Without omitting anything, retype the data that follows.

Extracted data entries
▬▬▬▬▬▬

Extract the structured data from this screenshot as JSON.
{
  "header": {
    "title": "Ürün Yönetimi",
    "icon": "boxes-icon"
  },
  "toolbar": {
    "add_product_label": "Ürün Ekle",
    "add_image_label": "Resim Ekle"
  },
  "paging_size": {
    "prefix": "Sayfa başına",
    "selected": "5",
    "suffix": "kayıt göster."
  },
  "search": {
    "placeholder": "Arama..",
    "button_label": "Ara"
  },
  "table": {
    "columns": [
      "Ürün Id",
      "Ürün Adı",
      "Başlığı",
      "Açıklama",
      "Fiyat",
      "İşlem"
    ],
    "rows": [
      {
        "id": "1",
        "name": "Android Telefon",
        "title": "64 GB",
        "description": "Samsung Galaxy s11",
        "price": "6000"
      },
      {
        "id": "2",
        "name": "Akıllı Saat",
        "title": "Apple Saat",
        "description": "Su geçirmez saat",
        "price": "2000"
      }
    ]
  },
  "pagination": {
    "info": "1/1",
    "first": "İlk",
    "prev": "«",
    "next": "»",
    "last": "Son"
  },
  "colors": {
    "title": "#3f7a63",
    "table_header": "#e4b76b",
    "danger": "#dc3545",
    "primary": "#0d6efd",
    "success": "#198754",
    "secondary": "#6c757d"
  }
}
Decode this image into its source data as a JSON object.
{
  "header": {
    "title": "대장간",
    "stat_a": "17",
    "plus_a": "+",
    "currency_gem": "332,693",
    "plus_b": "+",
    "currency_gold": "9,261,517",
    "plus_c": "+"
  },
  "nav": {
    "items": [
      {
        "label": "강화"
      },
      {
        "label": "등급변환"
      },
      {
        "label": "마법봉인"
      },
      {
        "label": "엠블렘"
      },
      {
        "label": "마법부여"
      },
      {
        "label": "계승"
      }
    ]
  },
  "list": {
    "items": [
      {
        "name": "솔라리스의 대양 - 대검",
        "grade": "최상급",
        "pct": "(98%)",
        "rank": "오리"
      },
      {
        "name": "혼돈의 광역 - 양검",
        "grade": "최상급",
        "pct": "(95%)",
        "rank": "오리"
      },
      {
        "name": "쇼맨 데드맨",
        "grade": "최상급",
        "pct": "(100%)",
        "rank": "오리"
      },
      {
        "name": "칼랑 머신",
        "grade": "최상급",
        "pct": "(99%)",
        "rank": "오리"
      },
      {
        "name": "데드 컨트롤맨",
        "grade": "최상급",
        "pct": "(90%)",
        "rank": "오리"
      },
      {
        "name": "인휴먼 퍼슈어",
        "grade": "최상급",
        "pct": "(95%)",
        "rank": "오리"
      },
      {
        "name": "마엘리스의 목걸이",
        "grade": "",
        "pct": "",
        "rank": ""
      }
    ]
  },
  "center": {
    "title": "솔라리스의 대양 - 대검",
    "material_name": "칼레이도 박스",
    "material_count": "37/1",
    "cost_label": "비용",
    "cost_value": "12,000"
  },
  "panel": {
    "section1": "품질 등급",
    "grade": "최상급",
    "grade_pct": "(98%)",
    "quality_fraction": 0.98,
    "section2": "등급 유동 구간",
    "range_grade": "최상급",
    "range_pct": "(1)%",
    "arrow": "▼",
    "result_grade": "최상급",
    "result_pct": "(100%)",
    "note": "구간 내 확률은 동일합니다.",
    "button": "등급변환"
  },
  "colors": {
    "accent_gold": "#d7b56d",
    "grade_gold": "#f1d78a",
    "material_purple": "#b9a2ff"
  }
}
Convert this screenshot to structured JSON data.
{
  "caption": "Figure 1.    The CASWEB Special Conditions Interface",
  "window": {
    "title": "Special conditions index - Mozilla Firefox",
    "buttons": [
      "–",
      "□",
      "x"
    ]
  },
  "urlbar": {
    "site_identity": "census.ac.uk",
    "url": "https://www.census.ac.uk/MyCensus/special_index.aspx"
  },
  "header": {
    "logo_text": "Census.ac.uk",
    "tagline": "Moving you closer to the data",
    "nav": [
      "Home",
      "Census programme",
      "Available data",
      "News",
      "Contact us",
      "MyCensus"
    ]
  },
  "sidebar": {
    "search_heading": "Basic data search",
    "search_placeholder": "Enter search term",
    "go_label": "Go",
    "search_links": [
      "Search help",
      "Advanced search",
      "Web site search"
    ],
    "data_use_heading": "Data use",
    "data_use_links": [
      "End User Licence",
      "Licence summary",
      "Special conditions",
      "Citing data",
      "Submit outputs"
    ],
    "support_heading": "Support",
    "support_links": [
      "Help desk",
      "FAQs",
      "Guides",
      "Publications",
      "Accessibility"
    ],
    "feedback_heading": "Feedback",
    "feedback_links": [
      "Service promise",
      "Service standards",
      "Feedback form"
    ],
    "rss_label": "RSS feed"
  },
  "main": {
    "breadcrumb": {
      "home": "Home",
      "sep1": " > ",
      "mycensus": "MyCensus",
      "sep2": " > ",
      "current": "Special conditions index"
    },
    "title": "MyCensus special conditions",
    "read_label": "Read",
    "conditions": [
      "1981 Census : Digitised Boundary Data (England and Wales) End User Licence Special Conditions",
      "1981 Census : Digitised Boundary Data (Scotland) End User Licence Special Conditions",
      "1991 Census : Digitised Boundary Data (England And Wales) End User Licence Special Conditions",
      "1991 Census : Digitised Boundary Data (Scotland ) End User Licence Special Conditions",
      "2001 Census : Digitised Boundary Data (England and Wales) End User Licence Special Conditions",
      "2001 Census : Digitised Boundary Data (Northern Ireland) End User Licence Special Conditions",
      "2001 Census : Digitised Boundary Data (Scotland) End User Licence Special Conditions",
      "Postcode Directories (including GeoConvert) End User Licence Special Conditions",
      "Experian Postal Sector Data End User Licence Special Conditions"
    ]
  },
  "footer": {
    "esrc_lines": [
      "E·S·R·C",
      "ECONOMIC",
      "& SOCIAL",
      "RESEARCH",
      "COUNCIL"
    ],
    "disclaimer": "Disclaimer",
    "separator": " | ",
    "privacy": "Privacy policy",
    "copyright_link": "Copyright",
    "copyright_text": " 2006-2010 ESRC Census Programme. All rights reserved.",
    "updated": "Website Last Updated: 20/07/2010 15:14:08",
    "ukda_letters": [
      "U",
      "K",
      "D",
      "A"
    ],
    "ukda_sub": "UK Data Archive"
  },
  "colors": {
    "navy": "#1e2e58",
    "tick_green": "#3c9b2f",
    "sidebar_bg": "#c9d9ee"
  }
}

▬▬▬▬▬▬

**Solution to this problem**
Extract the structured data from this screenshot as JSON.
{
  "header": {
    "title": "Ürün Yönetimi",
    "icon": "boxes-icon"
  },
  "toolbar": {
    "add_product_label": "Ürün Ekle",
    "add_image_label": "Resim Ekle"
  },
  "paging_size": {
    "prefix": "Sayfa başına",
    "selected": "5",
    "suffix": "kayıt göster."
  },
  "search": {
    "placeholder": "Arama..",
    "button_label": "Ara"
  },
  "table": {
    "columns": [
      "Ürün Id",
      "Ürün Adı",
      "Başlığı",
      "Açıklama",
      "Fiyat",
      "İşlem"
    ],
    "rows": [
      {
        "id": "1",
        "name": "Android Telefon",
        "title": "64 GB",
        "description": "Samsung Galaxy s11",
        "price": "6000"
      },
      {
        "id": "2",
        "name": "Akıllı Saat",
        "title": "Apple Saat",
        "description": "Su geçirmez saat",
        "price": "2000"
      }
    ]
  },
  "pagination": {
    "info": "1/1",
    "first": "İlk",
    "prev": "«",
    "next": "»",
    "last": "Son"
  },
  "colors": {
    "title": "#3f7a63",
    "table_header": "#e4b76b",
    "danger": "#dc3545",
    "primary": "#0d6efd",
    "success": "#198754",
    "secondary": "#6c757d"
  }
}
Decode this image into its source data as a JSON object.
{
  "header": {
    "title": "대장간",
    "stat_a": "17",
    "plus_a": "+",
    "currency_gem": "332,693",
    "plus_b": "+",
    "currency_gold": "9,261,517",
    "plus_c": "+"
  },
  "nav": {
    "items": [
      {
        "label": "강화"
      },
      {
        "label": "등급변환"
      },
      {
        "label": "마법봉인"
      },
      {
        "label": "엠블렘"
      },
      {
        "label": "마법부여"
      },
      {
        "label": "계승"
      }
    ]
  },
  "list": {
    "items": [
      {
        "name": "솔라리스의 대양 - 대검",
        "grade": "최상급",
        "pct": "(98%)",
        "rank": "오리"
      },
      {
        "name": "혼돈의 광역 - 양검",
        "grade": "최상급",
        "pct": "(95%)",
        "rank": "오리"
      },
      {
        "name": "쇼맨 데드맨",
        "grade": "최상급",
        "pct": "(100%)",
        "rank": "오리"
      },
      {
        "name": "칼랑 머신",
        "grade": "최상급",
        "pct": "(99%)",
        "rank": "오리"
      },
      {
        "name": "데드 컨트롤맨",
        "grade": "최상급",
        "pct": "(90%)",
        "rank": "오리"
      },
      {
        "name": "인휴먼 퍼슈어",
        "grade": "최상급",
        "pct": "(95%)",
        "rank": "오리"
      },
      {
        "name": "마엘리스의 목걸이",
        "grade": "",
        "pct": "",
        "rank": ""
      }
    ]
  },
  "center": {
    "title": "솔라리스의 대양 - 대검",
    "material_name": "칼레이도 박스",
    "material_count": "37/1",
    "cost_label": "비용",
    "cost_value": "12,000"
  },
  "panel": {
    "section1": "품질 등급",
    "grade": "최상급",
    "grade_pct": "(98%)",
    "quality_fraction": 0.98,
    "section2": "등급 유동 구간",
    "range_grade": "최상급",
    "range_pct": "(1)%",
    "arrow": "▼",
    "result_grade": "최상급",
    "result_pct": "(100%)",
    "note": "구간 내 확률은 동일합니다.",
    "button": "등급변환"
  },
  "colors": {
    "accent_gold": "#d7b56d",
    "grade_gold": "#f1d78a",
    "material_purple": "#b9a2ff"
  }
}
Convert this screenshot to structured JSON data.
{
  "caption": "Figure 1.    The CASWEB Special Conditions Interface",
  "window": {
    "title": "Special conditions index - Mozilla Firefox",
    "buttons": [
      "–",
      "□",
      "x"
    ]
  },
  "urlbar": {
    "site_identity": "census.ac.uk",
    "url": "https://www.census.ac.uk/MyCensus/special_index.aspx"
  },
  "header": {
    "logo_text": "Census.ac.uk",
    "tagline": "Moving you closer to the data",
    "nav": [
      "Home",
      "Census programme",
      "Available data",
      "News",
      "Contact us",
      "MyCensus"
    ]
  },
  "sidebar": {
    "search_heading": "Basic data search",
    "search_placeholder": "Enter search term",
    "go_label": "Go",
    "search_links": [
      "Search help",
      "Advanced search",
      "Web site search"
    ],
    "data_use_heading": "Data use",
    "data_use_links": [
      "End User Licence",
      "Licence summary",
      "Special conditions",
      "Citing data",
      "Submit outputs"
    ],
    "support_heading": "Support",
    "support_links": [
      "Help desk",
      "FAQs",
      "Guides",
      "Publications",
      "Accessibility"
    ],
    "feedback_heading": "Feedback",
    "feedback_links": [
      "Service promise",
      "Service standards",
      "Feedback form"
    ],
    "rss_label": "RSS feed"
  },
  "main": {
    "breadcrumb": {
      "home": "Home",
      "sep1": " > ",
      "mycensus": "MyCensus",
      "sep2": " > ",
      "current": "Special conditions index"
    },
    "title": "MyCensus special conditions",
    "read_label": "Read",
    "conditions": [
      "1981 Census : Digitised Boundary Data (England and Wales) End User Licence Special Conditions",
      "1981 Census : Digitised Boundary Data (Scotland) End User Licence Special Conditions",
      "1991 Census : Digitised Boundary Data (England And Wales) End User Licence Special Conditions",
      "1991 Census : Digitised Boundary Data (Scotland ) End User Licence Special Conditions",
      "2001 Census : Digitised Boundary Data (England and Wales) End User Licence Special Conditions",
      "2001 Census : Digitised Boundary Data (Northern Ireland) End User Licence Special Conditions",
      "2001 Census : Digitised Boundary Data (Scotland) End User Licence Special Conditions",
      "Postcode Directories (including GeoConvert) End User Licence Special Conditions",
      "Experian Postal Sector Data End User Licence Special Conditions"
    ]
  },
  "footer": {
    "esrc_lines": [
      "E·S·R·C",
      "ECONOMIC",
      "& SOCIAL",
      "RESEARCH",
      "COUNCIL"
    ],
    "disclaimer": "Disclaimer",
    "separator": " | ",
    "privacy": "Privacy policy",
    "copyright_link": "Copyright",
    "copyright_text": " 2006-2010 ESRC Census Programme. All rights reserved.",
    "updated": "Website Last Updated: 20/07/2010 15:14:08",
    "ukda_letters": [
      "U",
      "K",
      "D",
      "A"
    ],
    "ukda_sub": "UK Data Archive"
  },
  "colors": {
    "navy": "#1e2e58",
    "tick_green": "#3c9b2f",
    "sidebar_bg": "#c9d9ee"
  }
}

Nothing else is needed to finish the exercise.